(Dataset rows)
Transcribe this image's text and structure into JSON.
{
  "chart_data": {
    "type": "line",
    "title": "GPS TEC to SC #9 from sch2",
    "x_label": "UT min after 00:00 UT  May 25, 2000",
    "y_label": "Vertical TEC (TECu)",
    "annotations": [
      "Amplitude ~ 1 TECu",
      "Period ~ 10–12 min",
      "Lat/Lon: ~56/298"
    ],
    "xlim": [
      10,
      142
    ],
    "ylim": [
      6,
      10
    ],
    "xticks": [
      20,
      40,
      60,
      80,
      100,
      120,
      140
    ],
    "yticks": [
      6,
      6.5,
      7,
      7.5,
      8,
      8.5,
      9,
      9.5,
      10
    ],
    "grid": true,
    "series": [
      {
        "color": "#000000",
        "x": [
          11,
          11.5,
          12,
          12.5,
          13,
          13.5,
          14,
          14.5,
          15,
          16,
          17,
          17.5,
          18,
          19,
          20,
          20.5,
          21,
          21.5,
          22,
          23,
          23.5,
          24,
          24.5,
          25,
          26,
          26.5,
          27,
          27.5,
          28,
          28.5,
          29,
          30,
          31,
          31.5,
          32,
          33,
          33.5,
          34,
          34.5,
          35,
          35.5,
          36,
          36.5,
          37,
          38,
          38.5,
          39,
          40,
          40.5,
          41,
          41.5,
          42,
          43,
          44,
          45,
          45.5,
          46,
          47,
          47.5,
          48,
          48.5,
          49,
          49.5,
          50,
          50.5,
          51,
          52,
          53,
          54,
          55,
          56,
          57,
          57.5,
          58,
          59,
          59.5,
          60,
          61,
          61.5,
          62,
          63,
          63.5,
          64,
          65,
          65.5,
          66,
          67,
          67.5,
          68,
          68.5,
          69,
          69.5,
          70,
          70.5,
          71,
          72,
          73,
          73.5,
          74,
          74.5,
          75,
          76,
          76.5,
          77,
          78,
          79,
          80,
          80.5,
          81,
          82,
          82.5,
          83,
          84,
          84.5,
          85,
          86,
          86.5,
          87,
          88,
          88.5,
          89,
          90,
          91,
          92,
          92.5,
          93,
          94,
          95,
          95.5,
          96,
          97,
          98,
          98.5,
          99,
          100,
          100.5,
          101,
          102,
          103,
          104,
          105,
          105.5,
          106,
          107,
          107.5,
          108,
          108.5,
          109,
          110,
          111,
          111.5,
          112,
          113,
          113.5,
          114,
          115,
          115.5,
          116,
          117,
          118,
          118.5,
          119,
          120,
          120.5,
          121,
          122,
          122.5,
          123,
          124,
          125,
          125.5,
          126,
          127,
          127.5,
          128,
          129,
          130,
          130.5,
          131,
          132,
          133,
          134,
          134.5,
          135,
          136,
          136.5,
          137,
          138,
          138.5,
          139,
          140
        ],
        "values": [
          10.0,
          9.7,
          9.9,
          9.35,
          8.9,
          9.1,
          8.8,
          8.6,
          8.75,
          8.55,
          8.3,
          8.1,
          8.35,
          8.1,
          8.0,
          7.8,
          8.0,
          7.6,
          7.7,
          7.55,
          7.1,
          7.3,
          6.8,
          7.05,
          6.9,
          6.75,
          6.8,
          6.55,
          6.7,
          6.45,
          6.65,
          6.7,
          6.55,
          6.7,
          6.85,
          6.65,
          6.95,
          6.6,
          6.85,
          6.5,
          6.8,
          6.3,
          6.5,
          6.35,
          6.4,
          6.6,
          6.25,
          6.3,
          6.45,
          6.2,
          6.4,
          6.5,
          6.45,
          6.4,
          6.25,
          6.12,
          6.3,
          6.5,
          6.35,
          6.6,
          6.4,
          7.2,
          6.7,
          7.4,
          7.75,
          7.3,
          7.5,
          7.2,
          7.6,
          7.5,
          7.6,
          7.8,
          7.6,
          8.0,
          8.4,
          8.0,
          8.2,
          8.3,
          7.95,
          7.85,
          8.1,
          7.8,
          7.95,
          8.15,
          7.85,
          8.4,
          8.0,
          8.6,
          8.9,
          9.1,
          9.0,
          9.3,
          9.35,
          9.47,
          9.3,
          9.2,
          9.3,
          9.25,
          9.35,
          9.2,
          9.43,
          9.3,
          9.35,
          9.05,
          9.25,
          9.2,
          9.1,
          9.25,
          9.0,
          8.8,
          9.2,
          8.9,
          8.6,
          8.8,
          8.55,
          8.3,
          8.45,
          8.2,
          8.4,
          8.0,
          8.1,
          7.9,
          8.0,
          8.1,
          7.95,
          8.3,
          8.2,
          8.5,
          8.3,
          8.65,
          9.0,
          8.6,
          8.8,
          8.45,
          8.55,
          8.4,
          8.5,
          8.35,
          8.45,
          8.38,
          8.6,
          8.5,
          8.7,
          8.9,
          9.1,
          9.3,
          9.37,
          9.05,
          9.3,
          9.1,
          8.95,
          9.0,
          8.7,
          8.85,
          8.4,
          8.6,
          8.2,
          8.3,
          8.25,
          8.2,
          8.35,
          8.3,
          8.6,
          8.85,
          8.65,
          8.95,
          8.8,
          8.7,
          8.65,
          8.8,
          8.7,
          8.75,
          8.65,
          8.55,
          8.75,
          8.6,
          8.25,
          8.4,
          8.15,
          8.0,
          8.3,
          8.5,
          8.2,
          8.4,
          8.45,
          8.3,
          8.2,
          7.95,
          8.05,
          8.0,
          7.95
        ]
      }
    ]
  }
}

### STATED TASK
Every entry in the listing must be retyped exactly.

### WRITTEN SOLUTION
Transcribe this image's text and structure into JSON.
{
  "chart_data": {
    "type": "line",
    "title": "GPS TEC to SC #9 from sch2",
    "x_label": "UT min after 00:00 UT  May 25, 2000",
    "y_label": "Vertical TEC (TECu)",
    "annotations": [
      "Amplitude ~ 1 TECu",
      "Period ~ 10–12 min",
      "Lat/Lon: ~56/298"
    ],
    "xlim": [
      10,
      142
    ],
    "ylim": [
      6,
      10
    ],
    "xticks": [
      20,
      40,
      60,
      80,
      100,
      120,
      140
    ],
    "yticks": [
      6,
      6.5,
      7,
      7.5,
      8,
      8.5,
      9,
      9.5,
      10
    ],
    "grid": true,
    "series": [
      {
        "color": "#000000",
        "x": [
          11,
          11.5,
          12,
          12.5,
          13,
          13.5,
          14,
          14.5,
          15,
          16,
          17,
          17.5,
          18,
          19,
          20,
          20.5,
          21,
          21.5,
          22,
          23,
          23.5,
          24,
          24.5,
          25,
          26,
          26.5,
          27,
          27.5,
          28,
          28.5,
          29,
          30,
          31,
          31.5,
          32,
          33,
          33.5,
          34,
          34.5,
          35,
          35.5,
          36,
          36.5,
          37,
          38,
          38.5,
          39,
          40,
          40.5,
          41,
          41.5,
          42,
          43,
          44,
          45,
          45.5,
          46,
          47,
          47.5,
          48,
          48.5,
          49,
          49.5,
          50,
          50.5,
          51,
          52,
          53,
          54,
          55,
          56,
          57,
          57.5,
          58,
          59,
          59.5,
          60,
          61,
          61.5,
          62,
          63,
          63.5,
          64,
          65,
          65.5,
          66,
          67,
          67.5,
          68,
          68.5,
          69,
          69.5,
          70,
          70.5,
          71,
          72,
          73,
          73.5,
          74,
          74.5,
          75,
          76,
          76.5,
          77,
          78,
          79,
          80,
          80.5,
          81,
          82,
          82.5,
          83,
          84,
          84.5,
          85,
          86,
          86.5,
          87,
          88,
          88.5,
          89,
          90,
          91,
          92,
          92.5,
          93,
          94,
          95,
          95.5,
          96,
          97,
          98,
          98.5,
          99,
          100,
          100.5,
          101,
          102,
          103,
          104,
          105,
          105.5,
          106,
          107,
          107.5,
          108,
          108.5,
          109,
          110,
          111,
          111.5,
          112,
          113,
          113.5,
          114,
          115,
          115.5,
          116,
          117,
          118,
          118.5,
          119,
          120,
          120.5,
          121,
          122,
          122.5,
          123,
          124,
          125,
          125.5,
          126,
          127,
          127.5,
          128,
          129,
          130,
          130.5,
          131,
          132,
          133,
          134,
          134.5,
          135,
          136,
          136.5,
          137,
          138,
          138.5,
          139,
          140
        ],
        "values": [
          10.0,
          9.7,
          9.9,
          9.35,
          8.9,
          9.1,
          8.8,
          8.6,
          8.75,
          8.55,
          8.3,
          8.1,
          8.35,
          8.1,
          8.0,
          7.8,
          8.0,
          7.6,
          7.7,
          7.55,
          7.1,
          7.3,
          6.8,
          7.05,
          6.9,
          6.75,
          6.8,
          6.55,
          6.7,
          6.45,
          6.65,
          6.7,
          6.55,
          6.7,
          6.85,
          6.65,
          6.95,
          6.6,
          6.85,
          6.5,
          6.8,
          6.3,
          6.5,
          6.35,
          6.4,
          6.6,
          6.25,
          6.3,
          6.45,
          6.2,
          6.4,
          6.5,
          6.45,
          6.4,
          6.25,
          6.12,
          6.3,
          6.5,
          6.35,
          6.6,
          6.4,
          7.2,
          6.7,
          7.4,
          7.75,
          7.3,
          7.5,
          7.2,
          7.6,
          7.5,
          7.6,
          7.8,
          7.6,
          8.0,
          8.4,
          8.0,
          8.2,
          8.3,
          7.95,
          7.85,
          8.1,
          7.8,
          7.95,
          8.15,
          7.85,
          8.4,
          8.0,
          8.6,
          8.9,
          9.1,
          9.0,
          9.3,
          9.35,
          9.47,
          9.3,
          9.2,
          9.3,
          9.25,
          9.35,
          9.2,
          9.43,
          9.3,
          9.35,
          9.05,
          9.25,
          9.2,
          9.1,
          9.25,
          9.0,
          8.8,
          9.2,
          8.9,
          8.6,
          8.8,
          8.55,
          8.3,
          8.45,
          8.2,
          8.4,
          8.0,
          8.1,
          7.9,
          8.0,
          8.1,
          7.95,
          8.3,
          8.2,
          8.5,
          8.3,
          8.65,
          9.0,
          8.6,
          8.8,
          8.45,
          8.55,
          8.4,
          8.5,
          8.35,
          8.45,
          8.38,
          8.6,
          8.5,
          8.7,
          8.9,
          9.1,
          9.3,
          9.37,
          9.05,
          9.3,
          9.1,
          8.95,
          9.0,
          8.7,
          8.85,
          8.4,
          8.6,
          8.2,
          8.3,
          8.25,
          8.2,
          8.35,
          8.3,
          8.6,
          8.85,
          8.65,
          8.95,
          8.8,
          8.7,
          8.65,
          8.8,
          8.7,
          8.75,
          8.65,
          8.55,
          8.75,
          8.6,
          8.25,
          8.4,
          8.15,
          8.0,
          8.3,
          8.5,
          8.2,
          8.4,
          8.45,
          8.3,
          8.2,
          7.95,
          8.05,
          8.0,
          7.95
        ]
      }
    ]
  }
}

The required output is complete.